━━━━━ Quoted passage ━━━━━

While these leaders could trace their heritage back to heads of state who had courageously opposed empires in the past, something different was happening in the first decade of the new millennium. And that difference had global implications.
Never before had so many voters sent to the highest office at the same time leaders who so strongly defended the rights of their people against the moneyed interests of the United States. Never before had there been such unanimity. Never before such a show of support for the poorest of the poor—both urban and rural. Or for indigenous populations. Never had colonized countries delivered such a powerful and unanimous message to their colonizer. It had not happened in the western hemisphere. Not in Africa or Asia. Although the Middle East also resisted the grip of empire, the struggles there took a terrible toll on the region's own people. The Latin American revolution, on the other hand, was not just aimed at expelling foreign exploiters; it was a positive movement toward greater equality, freedom, and social reform. For the most part, it was peaceful. Its impact reached around the planet and was setting an example; it accomplished concrete goals and inspired people on every continent.

━━━━━ Stored data ━━━━━

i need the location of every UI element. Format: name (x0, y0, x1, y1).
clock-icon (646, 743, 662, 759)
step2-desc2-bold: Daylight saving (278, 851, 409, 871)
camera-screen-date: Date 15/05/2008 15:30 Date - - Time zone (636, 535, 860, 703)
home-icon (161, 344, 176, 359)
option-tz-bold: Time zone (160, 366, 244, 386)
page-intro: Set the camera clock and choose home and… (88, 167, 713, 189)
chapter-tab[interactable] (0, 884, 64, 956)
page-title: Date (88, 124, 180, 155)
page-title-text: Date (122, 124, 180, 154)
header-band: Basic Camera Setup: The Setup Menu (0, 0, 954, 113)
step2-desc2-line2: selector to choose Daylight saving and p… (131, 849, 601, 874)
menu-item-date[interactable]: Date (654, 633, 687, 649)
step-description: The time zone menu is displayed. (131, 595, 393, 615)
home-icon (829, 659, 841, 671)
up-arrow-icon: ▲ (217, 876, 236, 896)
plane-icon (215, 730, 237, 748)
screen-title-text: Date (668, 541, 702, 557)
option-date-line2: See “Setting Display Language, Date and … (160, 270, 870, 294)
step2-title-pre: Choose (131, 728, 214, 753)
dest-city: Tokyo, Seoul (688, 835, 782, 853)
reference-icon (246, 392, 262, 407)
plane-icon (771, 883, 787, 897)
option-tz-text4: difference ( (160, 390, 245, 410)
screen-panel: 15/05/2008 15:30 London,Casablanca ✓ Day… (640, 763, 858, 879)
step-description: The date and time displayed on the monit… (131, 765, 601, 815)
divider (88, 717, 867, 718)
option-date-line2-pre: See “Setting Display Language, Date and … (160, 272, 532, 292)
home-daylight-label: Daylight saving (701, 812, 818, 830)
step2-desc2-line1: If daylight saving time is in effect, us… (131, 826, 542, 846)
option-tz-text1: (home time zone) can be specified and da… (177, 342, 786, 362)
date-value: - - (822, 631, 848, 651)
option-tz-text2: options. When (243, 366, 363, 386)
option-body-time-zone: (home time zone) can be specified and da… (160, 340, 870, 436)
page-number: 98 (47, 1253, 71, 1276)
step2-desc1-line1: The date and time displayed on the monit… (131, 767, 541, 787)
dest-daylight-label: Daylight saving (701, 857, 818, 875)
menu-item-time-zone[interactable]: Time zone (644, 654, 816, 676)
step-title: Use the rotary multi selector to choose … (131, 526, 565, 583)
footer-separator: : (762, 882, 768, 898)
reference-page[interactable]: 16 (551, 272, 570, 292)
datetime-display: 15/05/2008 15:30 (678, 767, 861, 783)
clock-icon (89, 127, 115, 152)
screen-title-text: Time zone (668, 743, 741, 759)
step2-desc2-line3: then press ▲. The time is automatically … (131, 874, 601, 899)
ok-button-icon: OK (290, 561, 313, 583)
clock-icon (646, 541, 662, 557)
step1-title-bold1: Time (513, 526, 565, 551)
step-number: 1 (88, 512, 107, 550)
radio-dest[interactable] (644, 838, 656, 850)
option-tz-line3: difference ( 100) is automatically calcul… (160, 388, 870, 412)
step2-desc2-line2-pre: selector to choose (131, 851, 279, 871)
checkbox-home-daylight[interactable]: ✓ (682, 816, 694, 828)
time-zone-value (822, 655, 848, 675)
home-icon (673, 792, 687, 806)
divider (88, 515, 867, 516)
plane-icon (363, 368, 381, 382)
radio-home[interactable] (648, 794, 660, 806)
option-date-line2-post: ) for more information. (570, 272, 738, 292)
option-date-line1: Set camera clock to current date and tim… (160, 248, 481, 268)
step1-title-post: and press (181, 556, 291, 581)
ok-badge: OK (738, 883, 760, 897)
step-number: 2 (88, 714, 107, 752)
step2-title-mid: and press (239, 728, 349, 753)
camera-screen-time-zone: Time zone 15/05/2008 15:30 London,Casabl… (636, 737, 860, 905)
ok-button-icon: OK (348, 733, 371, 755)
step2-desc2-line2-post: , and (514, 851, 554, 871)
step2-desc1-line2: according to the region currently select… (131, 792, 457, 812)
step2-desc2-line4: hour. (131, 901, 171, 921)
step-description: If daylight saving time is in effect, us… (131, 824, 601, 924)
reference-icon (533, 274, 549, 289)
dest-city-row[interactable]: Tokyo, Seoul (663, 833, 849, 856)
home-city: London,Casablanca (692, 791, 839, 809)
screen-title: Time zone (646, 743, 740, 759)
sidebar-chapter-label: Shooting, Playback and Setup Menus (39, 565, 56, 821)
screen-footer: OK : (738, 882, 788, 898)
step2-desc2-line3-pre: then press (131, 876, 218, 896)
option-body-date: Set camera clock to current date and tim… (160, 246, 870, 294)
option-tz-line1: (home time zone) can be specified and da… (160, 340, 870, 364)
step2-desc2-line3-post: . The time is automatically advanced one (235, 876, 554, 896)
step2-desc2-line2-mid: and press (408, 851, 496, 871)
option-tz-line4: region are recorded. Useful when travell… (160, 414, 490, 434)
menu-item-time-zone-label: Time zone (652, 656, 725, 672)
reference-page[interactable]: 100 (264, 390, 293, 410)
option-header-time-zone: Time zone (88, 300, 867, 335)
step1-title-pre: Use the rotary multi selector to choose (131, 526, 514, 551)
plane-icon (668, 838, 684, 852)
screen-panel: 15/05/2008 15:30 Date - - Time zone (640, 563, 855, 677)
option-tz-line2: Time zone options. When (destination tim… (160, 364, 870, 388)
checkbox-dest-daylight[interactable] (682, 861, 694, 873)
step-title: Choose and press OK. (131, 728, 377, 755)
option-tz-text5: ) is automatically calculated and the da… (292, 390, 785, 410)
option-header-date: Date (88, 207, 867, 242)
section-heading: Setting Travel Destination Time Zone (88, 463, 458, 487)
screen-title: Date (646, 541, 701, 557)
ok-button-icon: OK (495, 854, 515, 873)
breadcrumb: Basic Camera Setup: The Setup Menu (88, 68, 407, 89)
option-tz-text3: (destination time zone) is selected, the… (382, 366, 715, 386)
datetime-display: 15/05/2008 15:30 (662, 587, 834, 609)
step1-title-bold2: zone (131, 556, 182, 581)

━━━━━

Check your understanding:
A - According to the passage about the Latin American revolution, what was the revolution like for the most part?
B - Summarize the passage about the Latin American revolution in two sentences.
C - Print the passage about the Latin American revolution from "While these leaders" up to and including "had global implications.".

Expected outputs:
A - For the most part, it was peaceful.

B - In the first decade of the new millennium, voters sent an unprecedented number of leaders to the highest office at the same time, and those leaders strongly defended their people's rights against the moneyed interests of the United States, giving colonized countries a powerful, unanimous message to their colonizer. Unlike the struggles in the Middle East, which took a terrible toll on the region's own people, this mostly peaceful Latin American revolution moved toward greater equality, freedom, and social reform, accomplished concrete goals, and inspired people on every continent.

C -
While these leaders could trace their heritage back to heads of state who had courageously opposed empires in the past, something different was happening in the first decade of the new millennium. And that difference had global implications.